INSTRUCTIONS TO FOLLOW: Gather every line in the records below that contains the word "Lait".

Stored records:
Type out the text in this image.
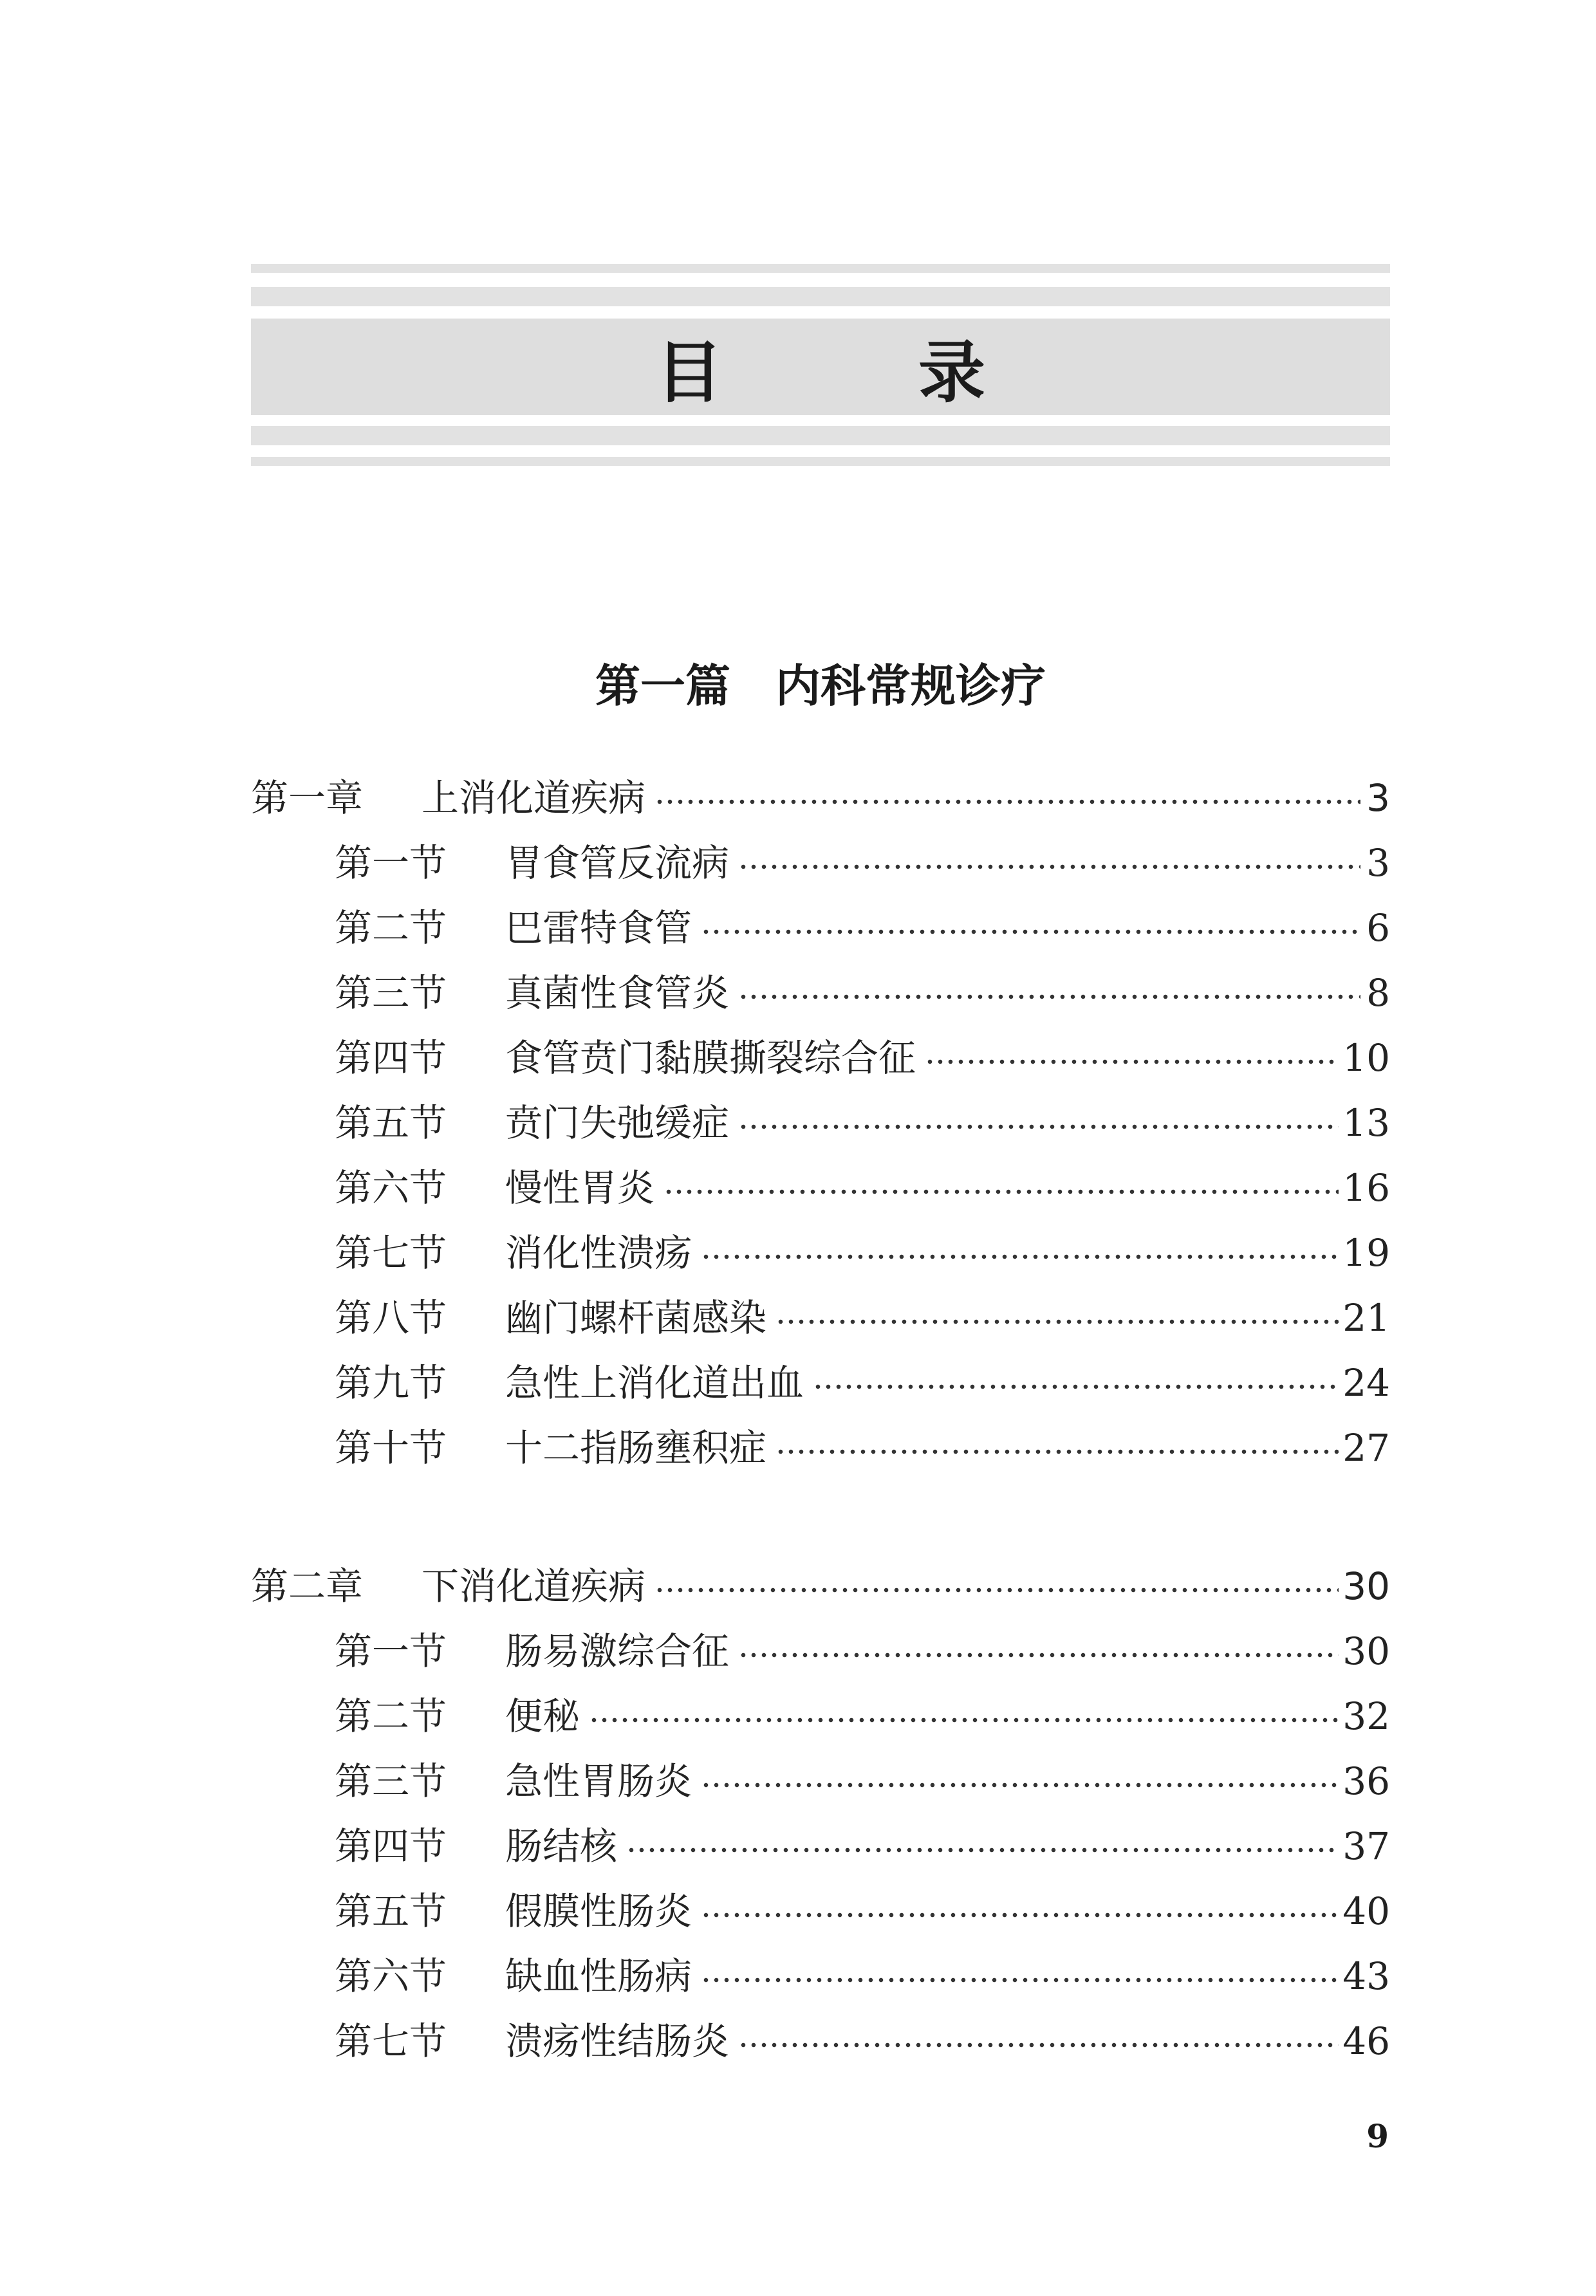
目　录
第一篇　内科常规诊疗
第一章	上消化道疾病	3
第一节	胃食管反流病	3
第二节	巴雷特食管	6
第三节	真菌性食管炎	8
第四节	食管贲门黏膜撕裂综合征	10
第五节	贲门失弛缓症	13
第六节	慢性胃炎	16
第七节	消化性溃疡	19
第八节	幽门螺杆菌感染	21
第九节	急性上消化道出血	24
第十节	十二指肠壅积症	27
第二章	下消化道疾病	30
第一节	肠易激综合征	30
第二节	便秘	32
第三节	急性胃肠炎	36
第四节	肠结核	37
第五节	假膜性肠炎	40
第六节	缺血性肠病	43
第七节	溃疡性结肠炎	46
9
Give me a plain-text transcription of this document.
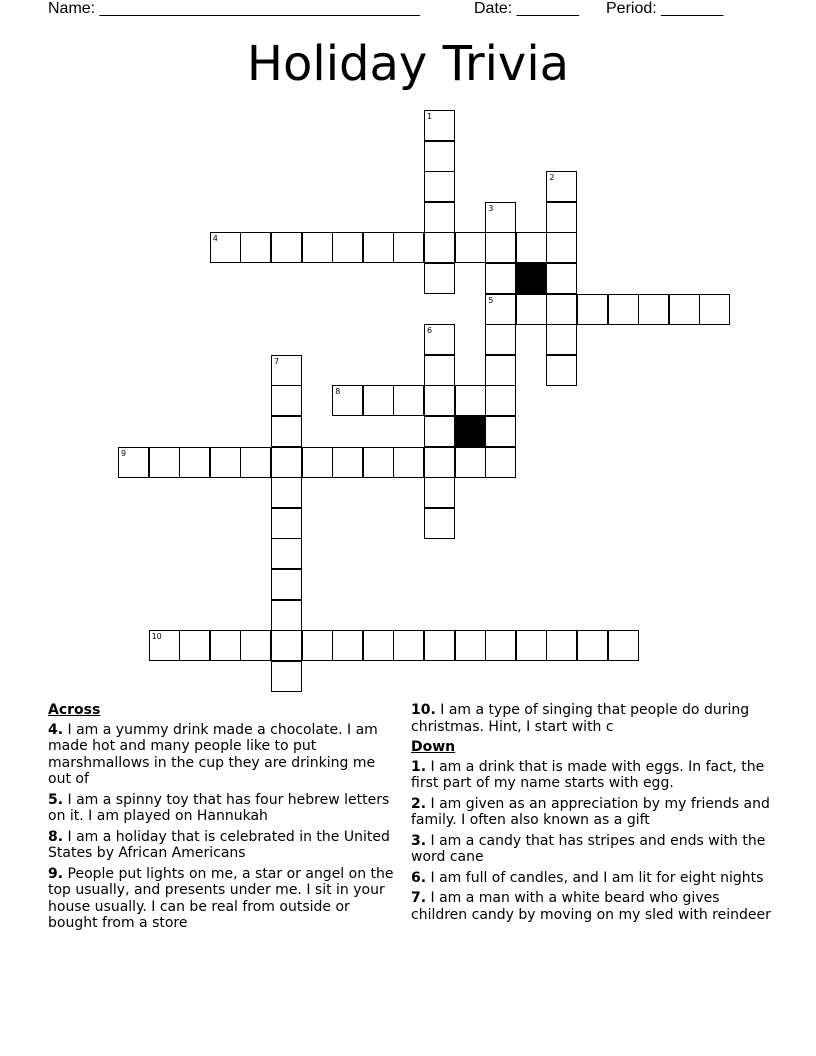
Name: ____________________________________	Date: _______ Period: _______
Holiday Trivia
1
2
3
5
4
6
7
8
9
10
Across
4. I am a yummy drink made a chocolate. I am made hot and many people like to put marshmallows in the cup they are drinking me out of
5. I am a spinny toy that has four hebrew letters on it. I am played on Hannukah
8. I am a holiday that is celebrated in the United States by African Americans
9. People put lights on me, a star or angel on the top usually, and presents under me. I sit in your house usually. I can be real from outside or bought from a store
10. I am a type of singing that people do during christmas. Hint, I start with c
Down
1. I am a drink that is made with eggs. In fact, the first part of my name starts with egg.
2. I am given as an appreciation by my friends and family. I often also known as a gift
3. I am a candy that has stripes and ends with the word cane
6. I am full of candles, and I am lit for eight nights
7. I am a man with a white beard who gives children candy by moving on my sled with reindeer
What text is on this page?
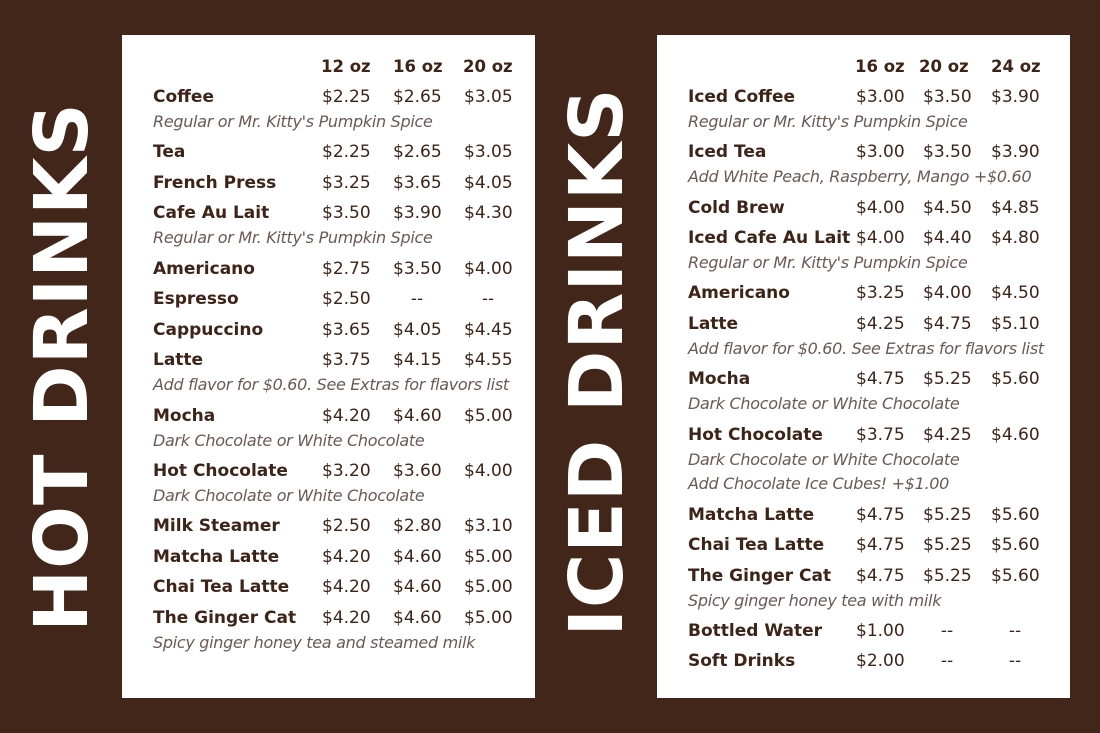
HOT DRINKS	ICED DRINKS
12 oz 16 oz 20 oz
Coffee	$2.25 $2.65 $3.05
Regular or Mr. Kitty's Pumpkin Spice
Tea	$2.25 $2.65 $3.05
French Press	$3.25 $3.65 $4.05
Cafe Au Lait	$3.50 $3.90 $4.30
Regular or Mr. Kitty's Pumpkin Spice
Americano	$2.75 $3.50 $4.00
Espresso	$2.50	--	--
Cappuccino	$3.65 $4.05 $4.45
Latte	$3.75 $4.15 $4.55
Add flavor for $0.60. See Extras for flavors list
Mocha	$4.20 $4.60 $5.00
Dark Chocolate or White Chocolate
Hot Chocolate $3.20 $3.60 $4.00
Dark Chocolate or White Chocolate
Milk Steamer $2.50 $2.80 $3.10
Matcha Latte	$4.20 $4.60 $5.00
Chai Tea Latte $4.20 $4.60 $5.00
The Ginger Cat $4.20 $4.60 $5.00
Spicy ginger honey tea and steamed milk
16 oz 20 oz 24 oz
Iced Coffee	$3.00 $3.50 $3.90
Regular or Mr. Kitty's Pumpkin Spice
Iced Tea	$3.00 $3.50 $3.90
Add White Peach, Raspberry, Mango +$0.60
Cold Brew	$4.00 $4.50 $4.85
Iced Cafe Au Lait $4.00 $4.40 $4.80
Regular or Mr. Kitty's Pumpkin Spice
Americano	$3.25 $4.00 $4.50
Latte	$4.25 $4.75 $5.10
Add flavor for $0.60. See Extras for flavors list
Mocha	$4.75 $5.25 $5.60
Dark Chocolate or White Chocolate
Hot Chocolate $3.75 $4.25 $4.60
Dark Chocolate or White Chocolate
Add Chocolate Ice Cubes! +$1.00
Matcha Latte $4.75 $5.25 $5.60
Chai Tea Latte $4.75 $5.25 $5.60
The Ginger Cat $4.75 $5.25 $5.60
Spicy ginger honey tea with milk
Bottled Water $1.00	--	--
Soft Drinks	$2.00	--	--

RESULT OF THE TASK:
Cafe Au Lait	$3.50 $3.90 $4.30
Iced Cafe Au Lait $4.00 $4.40 $4.80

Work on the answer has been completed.